» BRIEF 1: Name every person who appears by name in the email thread below.

» PROVIDED TEXT:
-=-=-=-=-

2015-11-12 Thread C. Scott Ananian
Hashar: I think your criticisms of git-review might be out of date.  On my
debian system, "sudo apt-get install git-review" was sufficient to install
a version of git review which is adequate for all my needs (I have never
noticed any of the "known issues" you mention).  And "git review -s" is a
one-step way to set up the proper remotes and etc and leave you ready to
use it.  I am in the habit of typing "git review -u" since I noticed that
sometimes it doesn't update its remotes, but I'm guessing that's more habit
than necessity.  None of the other steps you describe seem to be necessary.
 --scott

On Thu, Nov 12, 2015 at 4:10 AM, Antoine Musso  wrote:

> Le 12/11/2015 03:25, S Page a écrit :
> > On Wed, Nov 11, 2015 at 12:50 AM, Petr Bena  wrote:
> >
> >> > Ok, I will try to merge all useful stuff in here:
> >> > https://www.mediawiki.org/wiki/Git_for_dummies
> >> >
> > The problem is these are matters of widely-varying taste and background.
> > When I tried to clean up in early 2013, git experts didn't even agree on
> > whether the gerrit remote should be origin, or whether people should use
> > `git review` at all.
>
> Hello,
>
> git-review is a python utility that acts as a thin wrapper around Gerrit
> workflow.  It has been written by the OpenStack community which is a
> python shop.
>
> It comes with few issues:
>
> * the versions that comes with Linux distributions are fairly outdated
> and comes with known issues.

-=-=-=-=-

» BRIEF 2: From the entries below, extract each line containing the string "gamma".

» THE RECORDS:
-=-=-=-=-

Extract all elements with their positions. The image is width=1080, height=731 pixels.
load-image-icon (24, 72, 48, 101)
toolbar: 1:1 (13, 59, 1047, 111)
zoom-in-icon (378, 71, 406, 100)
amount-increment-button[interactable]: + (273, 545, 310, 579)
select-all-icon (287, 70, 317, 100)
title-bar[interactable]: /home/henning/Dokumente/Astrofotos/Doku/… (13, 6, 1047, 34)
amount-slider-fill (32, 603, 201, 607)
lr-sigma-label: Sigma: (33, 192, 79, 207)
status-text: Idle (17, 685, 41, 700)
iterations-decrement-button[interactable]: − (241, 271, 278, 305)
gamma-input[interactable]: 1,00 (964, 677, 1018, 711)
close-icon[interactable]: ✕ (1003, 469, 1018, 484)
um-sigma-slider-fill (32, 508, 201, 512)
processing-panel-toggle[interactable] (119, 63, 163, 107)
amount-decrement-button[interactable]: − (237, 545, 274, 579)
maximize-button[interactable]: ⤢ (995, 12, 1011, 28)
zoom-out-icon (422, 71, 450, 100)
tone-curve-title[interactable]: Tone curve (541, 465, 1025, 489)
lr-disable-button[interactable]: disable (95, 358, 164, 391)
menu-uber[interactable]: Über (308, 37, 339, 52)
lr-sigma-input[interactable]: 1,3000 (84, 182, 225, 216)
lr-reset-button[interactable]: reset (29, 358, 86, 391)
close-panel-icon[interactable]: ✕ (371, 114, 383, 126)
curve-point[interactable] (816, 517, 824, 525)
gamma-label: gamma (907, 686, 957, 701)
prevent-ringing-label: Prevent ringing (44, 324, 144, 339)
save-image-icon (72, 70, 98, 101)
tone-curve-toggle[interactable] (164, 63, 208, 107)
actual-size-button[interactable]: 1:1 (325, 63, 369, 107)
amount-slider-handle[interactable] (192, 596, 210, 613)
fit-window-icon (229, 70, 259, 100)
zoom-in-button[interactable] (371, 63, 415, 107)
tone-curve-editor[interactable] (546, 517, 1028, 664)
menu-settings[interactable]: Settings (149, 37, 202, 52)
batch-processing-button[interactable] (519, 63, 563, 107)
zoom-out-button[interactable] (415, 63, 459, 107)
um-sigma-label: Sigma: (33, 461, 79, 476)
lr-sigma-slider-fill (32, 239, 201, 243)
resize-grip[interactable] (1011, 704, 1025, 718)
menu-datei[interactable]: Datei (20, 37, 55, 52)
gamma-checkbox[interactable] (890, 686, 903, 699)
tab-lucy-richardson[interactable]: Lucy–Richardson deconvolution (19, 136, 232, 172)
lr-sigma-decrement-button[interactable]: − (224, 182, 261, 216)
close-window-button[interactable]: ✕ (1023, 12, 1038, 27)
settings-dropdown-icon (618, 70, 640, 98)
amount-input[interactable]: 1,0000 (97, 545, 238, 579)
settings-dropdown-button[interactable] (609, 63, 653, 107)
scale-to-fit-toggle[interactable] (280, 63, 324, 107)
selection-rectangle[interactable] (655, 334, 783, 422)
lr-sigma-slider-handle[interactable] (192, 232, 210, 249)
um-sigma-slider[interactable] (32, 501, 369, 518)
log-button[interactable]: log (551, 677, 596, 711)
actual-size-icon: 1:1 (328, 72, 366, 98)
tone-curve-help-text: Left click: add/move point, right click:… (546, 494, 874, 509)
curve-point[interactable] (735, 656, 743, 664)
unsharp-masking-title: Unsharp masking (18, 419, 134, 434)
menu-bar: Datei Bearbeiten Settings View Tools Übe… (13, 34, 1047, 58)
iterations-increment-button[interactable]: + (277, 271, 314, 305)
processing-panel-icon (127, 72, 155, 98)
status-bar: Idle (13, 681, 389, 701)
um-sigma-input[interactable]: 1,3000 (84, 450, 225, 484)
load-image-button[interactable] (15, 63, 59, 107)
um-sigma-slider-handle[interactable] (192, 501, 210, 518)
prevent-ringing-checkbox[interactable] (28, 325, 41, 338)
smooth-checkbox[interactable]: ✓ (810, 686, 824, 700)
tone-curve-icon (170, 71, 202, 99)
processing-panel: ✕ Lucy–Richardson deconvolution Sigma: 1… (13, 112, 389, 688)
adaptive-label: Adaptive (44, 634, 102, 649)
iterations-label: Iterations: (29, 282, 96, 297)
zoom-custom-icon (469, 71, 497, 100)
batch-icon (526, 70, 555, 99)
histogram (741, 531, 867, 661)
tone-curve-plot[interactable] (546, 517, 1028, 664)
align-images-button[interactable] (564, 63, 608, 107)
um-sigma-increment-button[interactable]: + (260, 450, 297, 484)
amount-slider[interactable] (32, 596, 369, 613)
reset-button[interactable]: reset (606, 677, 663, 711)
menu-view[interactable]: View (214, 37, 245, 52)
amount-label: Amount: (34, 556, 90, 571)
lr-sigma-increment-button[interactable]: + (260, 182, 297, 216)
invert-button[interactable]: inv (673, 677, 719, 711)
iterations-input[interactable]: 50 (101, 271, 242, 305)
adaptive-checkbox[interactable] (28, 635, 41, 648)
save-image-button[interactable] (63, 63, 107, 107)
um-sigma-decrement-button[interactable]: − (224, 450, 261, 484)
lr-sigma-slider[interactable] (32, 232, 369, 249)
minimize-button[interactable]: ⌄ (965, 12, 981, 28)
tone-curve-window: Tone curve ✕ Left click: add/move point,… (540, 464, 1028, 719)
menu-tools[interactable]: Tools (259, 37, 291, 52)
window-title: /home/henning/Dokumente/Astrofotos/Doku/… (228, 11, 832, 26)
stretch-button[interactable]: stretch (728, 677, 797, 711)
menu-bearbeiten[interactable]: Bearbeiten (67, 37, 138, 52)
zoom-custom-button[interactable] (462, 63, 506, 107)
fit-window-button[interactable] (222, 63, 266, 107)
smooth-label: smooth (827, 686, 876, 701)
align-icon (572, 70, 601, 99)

-=-=-=-=-

» TASK RESULT 1: C. Scott Ananian, Hashar, Antoine Musso, S Page, Petr Bena

» TASK RESULT 2:
gamma-input[interactable]: 1,00 (964, 677, 1018, 711)
gamma-label: gamma (907, 686, 957, 701)
gamma-checkbox[interactable] (890, 686, 903, 699)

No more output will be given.